** Description of the task **
Copy out all of the data below with no alterations.
* Begin *
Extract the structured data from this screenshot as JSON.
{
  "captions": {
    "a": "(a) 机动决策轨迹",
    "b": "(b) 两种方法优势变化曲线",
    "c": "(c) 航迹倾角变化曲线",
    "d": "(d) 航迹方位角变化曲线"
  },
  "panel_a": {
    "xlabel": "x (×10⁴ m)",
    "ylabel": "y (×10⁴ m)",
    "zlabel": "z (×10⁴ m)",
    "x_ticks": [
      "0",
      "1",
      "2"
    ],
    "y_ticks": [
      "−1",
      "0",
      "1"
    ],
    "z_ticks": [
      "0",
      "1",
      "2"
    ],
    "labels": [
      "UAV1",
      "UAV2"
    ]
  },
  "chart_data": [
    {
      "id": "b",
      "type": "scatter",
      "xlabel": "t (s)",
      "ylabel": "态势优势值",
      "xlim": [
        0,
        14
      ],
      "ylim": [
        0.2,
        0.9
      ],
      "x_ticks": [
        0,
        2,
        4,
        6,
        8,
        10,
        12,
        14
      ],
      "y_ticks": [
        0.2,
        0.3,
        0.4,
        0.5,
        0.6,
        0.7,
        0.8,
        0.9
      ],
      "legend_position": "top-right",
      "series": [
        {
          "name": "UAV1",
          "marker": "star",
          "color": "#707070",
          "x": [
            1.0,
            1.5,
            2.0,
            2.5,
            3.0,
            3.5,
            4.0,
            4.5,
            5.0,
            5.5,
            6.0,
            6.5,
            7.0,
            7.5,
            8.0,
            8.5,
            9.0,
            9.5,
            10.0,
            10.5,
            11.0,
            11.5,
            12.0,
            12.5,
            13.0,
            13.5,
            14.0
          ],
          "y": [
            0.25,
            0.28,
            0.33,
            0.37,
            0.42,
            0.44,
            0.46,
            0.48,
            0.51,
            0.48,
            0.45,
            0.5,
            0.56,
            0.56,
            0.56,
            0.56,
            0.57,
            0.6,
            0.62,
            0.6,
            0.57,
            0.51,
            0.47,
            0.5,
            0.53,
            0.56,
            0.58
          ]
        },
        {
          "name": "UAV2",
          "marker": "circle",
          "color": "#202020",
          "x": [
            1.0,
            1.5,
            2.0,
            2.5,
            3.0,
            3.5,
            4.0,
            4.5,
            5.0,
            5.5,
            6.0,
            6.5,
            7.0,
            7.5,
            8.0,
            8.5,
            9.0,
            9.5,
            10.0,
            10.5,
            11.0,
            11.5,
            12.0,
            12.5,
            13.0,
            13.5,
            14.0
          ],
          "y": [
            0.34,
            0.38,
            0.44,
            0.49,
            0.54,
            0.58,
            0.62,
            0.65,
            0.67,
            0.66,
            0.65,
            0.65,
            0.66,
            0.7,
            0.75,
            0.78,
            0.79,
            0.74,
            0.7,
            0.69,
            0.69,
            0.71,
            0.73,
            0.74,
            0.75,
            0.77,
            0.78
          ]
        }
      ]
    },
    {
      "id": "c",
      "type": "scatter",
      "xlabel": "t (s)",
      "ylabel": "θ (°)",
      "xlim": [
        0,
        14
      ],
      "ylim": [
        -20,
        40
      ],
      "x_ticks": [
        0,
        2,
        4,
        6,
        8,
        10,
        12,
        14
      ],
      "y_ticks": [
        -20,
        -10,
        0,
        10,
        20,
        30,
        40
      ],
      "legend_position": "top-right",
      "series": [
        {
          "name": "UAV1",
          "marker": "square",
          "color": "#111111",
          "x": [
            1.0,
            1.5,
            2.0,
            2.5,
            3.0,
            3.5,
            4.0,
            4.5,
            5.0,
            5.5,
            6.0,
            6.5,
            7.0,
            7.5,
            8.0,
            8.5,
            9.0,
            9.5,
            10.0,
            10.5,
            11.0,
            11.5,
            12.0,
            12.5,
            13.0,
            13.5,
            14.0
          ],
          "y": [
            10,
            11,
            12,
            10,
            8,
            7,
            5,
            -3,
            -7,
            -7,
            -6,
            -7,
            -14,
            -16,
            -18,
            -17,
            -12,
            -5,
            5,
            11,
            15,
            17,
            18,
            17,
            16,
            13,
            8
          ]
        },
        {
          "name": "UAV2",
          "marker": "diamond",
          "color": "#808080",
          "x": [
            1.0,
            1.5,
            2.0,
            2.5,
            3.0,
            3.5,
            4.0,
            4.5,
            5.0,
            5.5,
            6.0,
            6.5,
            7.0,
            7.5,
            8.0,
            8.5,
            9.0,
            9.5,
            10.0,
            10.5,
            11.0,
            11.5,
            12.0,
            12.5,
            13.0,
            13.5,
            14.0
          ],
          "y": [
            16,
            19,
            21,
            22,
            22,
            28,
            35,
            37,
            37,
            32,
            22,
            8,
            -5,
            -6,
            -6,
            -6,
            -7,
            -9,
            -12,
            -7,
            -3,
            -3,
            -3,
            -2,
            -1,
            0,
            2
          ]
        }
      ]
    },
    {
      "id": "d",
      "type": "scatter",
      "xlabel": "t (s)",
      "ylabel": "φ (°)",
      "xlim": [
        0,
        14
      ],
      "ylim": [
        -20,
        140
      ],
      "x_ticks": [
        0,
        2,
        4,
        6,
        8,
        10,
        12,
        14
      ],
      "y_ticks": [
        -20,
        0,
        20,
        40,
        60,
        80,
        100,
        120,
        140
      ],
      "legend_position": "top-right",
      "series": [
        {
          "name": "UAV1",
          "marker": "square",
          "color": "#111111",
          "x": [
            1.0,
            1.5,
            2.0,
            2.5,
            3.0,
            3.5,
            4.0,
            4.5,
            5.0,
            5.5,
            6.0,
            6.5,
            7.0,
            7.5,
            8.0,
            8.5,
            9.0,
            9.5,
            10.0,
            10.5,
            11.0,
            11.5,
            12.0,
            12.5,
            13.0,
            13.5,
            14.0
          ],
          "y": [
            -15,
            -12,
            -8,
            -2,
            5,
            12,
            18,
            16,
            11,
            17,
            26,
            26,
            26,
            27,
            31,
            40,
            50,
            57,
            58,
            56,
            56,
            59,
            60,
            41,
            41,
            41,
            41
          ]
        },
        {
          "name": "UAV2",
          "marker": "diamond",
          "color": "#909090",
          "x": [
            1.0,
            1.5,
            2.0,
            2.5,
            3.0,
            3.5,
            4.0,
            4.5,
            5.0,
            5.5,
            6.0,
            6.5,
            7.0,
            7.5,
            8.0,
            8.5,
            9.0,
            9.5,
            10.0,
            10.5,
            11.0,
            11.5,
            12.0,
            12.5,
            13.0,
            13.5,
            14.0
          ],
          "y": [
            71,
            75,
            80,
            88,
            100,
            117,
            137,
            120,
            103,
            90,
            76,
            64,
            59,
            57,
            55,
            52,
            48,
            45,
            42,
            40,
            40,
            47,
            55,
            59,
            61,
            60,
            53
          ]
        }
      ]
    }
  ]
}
* End *
** Complete output **
Extract the structured data from this screenshot as JSON.
{
  "captions": {
    "a": "(a) 机动决策轨迹",
    "b": "(b) 两种方法优势变化曲线",
    "c": "(c) 航迹倾角变化曲线",
    "d": "(d) 航迹方位角变化曲线"
  },
  "panel_a": {
    "xlabel": "x (×10⁴ m)",
    "ylabel": "y (×10⁴ m)",
    "zlabel": "z (×10⁴ m)",
    "x_ticks": [
      "0",
      "1",
      "2"
    ],
    "y_ticks": [
      "−1",
      "0",
      "1"
    ],
    "z_ticks": [
      "0",
      "1",
      "2"
    ],
    "labels": [
      "UAV1",
      "UAV2"
    ]
  },
  "chart_data": [
    {
      "id": "b",
      "type": "scatter",
      "xlabel": "t (s)",
      "ylabel": "态势优势值",
      "xlim": [
        0,
        14
      ],
      "ylim": [
        0.2,
        0.9
      ],
      "x_ticks": [
        0,
        2,
        4,
        6,
        8,
        10,
        12,
        14
      ],
      "y_ticks": [
        0.2,
        0.3,
        0.4,
        0.5,
        0.6,
        0.7,
        0.8,
        0.9
      ],
      "legend_position": "top-right",
      "series": [
        {
          "name": "UAV1",
          "marker": "star",
          "color": "#707070",
          "x": [
            1.0,
            1.5,
            2.0,
            2.5,
            3.0,
            3.5,
            4.0,
            4.5,
            5.0,
            5.5,
            6.0,
            6.5,
            7.0,
            7.5,
            8.0,
            8.5,
            9.0,
            9.5,
            10.0,
            10.5,
            11.0,
            11.5,
            12.0,
            12.5,
            13.0,
            13.5,
            14.0
          ],
          "y": [
            0.25,
            0.28,
            0.33,
            0.37,
            0.42,
            0.44,
            0.46,
            0.48,
            0.51,
            0.48,
            0.45,
            0.5,
            0.56,
            0.56,
            0.56,
            0.56,
            0.57,
            0.6,
            0.62,
            0.6,
            0.57,
            0.51,
            0.47,
            0.5,
            0.53,
            0.56,
            0.58
          ]
        },
        {
          "name": "UAV2",
          "marker": "circle",
          "color": "#202020",
          "x": [
            1.0,
            1.5,
            2.0,
            2.5,
            3.0,
            3.5,
            4.0,
            4.5,
            5.0,
            5.5,
            6.0,
            6.5,
            7.0,
            7.5,
            8.0,
            8.5,
            9.0,
            9.5,
            10.0,
            10.5,
            11.0,
            11.5,
            12.0,
            12.5,
            13.0,
            13.5,
            14.0
          ],
          "y": [
            0.34,
            0.38,
            0.44,
            0.49,
            0.54,
            0.58,
            0.62,
            0.65,
            0.67,
            0.66,
            0.65,
            0.65,
            0.66,
            0.7,
            0.75,
            0.78,
            0.79,
            0.74,
            0.7,
            0.69,
            0.69,
            0.71,
            0.73,
            0.74,
            0.75,
            0.77,
            0.78
          ]
        }
      ]
    },
    {
      "id": "c",
      "type": "scatter",
      "xlabel": "t (s)",
      "ylabel": "θ (°)",
      "xlim": [
        0,
        14
      ],
      "ylim": [
        -20,
        40
      ],
      "x_ticks": [
        0,
        2,
        4,
        6,
        8,
        10,
        12,
        14
      ],
      "y_ticks": [
        -20,
        -10,
        0,
        10,
        20,
        30,
        40
      ],
      "legend_position": "top-right",
      "series": [
        {
          "name": "UAV1",
          "marker": "square",
          "color": "#111111",
          "x": [
            1.0,
            1.5,
            2.0,
            2.5,
            3.0,
            3.5,
            4.0,
            4.5,
            5.0,
            5.5,
            6.0,
            6.5,
            7.0,
            7.5,
            8.0,
            8.5,
            9.0,
            9.5,
            10.0,
            10.5,
            11.0,
            11.5,
            12.0,
            12.5,
            13.0,
            13.5,
            14.0
          ],
          "y": [
            10,
            11,
            12,
            10,
            8,
            7,
            5,
            -3,
            -7,
            -7,
            -6,
            -7,
            -14,
            -16,
            -18,
            -17,
            -12,
            -5,
            5,
            11,
            15,
            17,
            18,
            17,
            16,
            13,
            8
          ]
        },
        {
          "name": "UAV2",
          "marker": "diamond",
          "color": "#808080",
          "x": [
            1.0,
            1.5,
            2.0,
            2.5,
            3.0,
            3.5,
            4.0,
            4.5,
            5.0,
            5.5,
            6.0,
            6.5,
            7.0,
            7.5,
            8.0,
            8.5,
            9.0,
            9.5,
            10.0,
            10.5,
            11.0,
            11.5,
            12.0,
            12.5,
            13.0,
            13.5,
            14.0
          ],
          "y": [
            16,
            19,
            21,
            22,
            22,
            28,
            35,
            37,
            37,
            32,
            22,
            8,
            -5,
            -6,
            -6,
            -6,
            -7,
            -9,
            -12,
            -7,
            -3,
            -3,
            -3,
            -2,
            -1,
            0,
            2
          ]
        }
      ]
    },
    {
      "id": "d",
      "type": "scatter",
      "xlabel": "t (s)",
      "ylabel": "φ (°)",
      "xlim": [
        0,
        14
      ],
      "ylim": [
        -20,
        140
      ],
      "x_ticks": [
        0,
        2,
        4,
        6,
        8,
        10,
        12,
        14
      ],
      "y_ticks": [
        -20,
        0,
        20,
        40,
        60,
        80,
        100,
        120,
        140
      ],
      "legend_position": "top-right",
      "series": [
        {
          "name": "UAV1",
          "marker": "square",
          "color": "#111111",
          "x": [
            1.0,
            1.5,
            2.0,
            2.5,
            3.0,
            3.5,
            4.0,
            4.5,
            5.0,
            5.5,
            6.0,
            6.5,
            7.0,
            7.5,
            8.0,
            8.5,
            9.0,
            9.5,
            10.0,
            10.5,
            11.0,
            11.5,
            12.0,
            12.5,
            13.0,
            13.5,
            14.0
          ],
          "y": [
            -15,
            -12,
            -8,
            -2,
            5,
            12,
            18,
            16,
            11,
            17,
            26,
            26,
            26,
            27,
            31,
            40,
            50,
            57,
            58,
            56,
            56,
            59,
            60,
            41,
            41,
            41,
            41
          ]
        },
        {
          "name": "UAV2",
          "marker": "diamond",
          "color": "#909090",
          "x": [
            1.0,
            1.5,
            2.0,
            2.5,
            3.0,
            3.5,
            4.0,
            4.5,
            5.0,
            5.5,
            6.0,
            6.5,
            7.0,
            7.5,
            8.0,
            8.5,
            9.0,
            9.5,
            10.0,
            10.5,
            11.0,
            11.5,
            12.0,
            12.5,
            13.0,
            13.5,
            14.0
          ],
          "y": [
            71,
            75,
            80,
            88,
            100,
            117,
            137,
            120,
            103,
            90,
            76,
            64,
            59,
            57,
            55,
            52,
            48,
            45,
            42,
            40,
            40,
            47,
            55,
            59,
            61,
            60,
            53
          ]
        }
      ]
    }
  ]
}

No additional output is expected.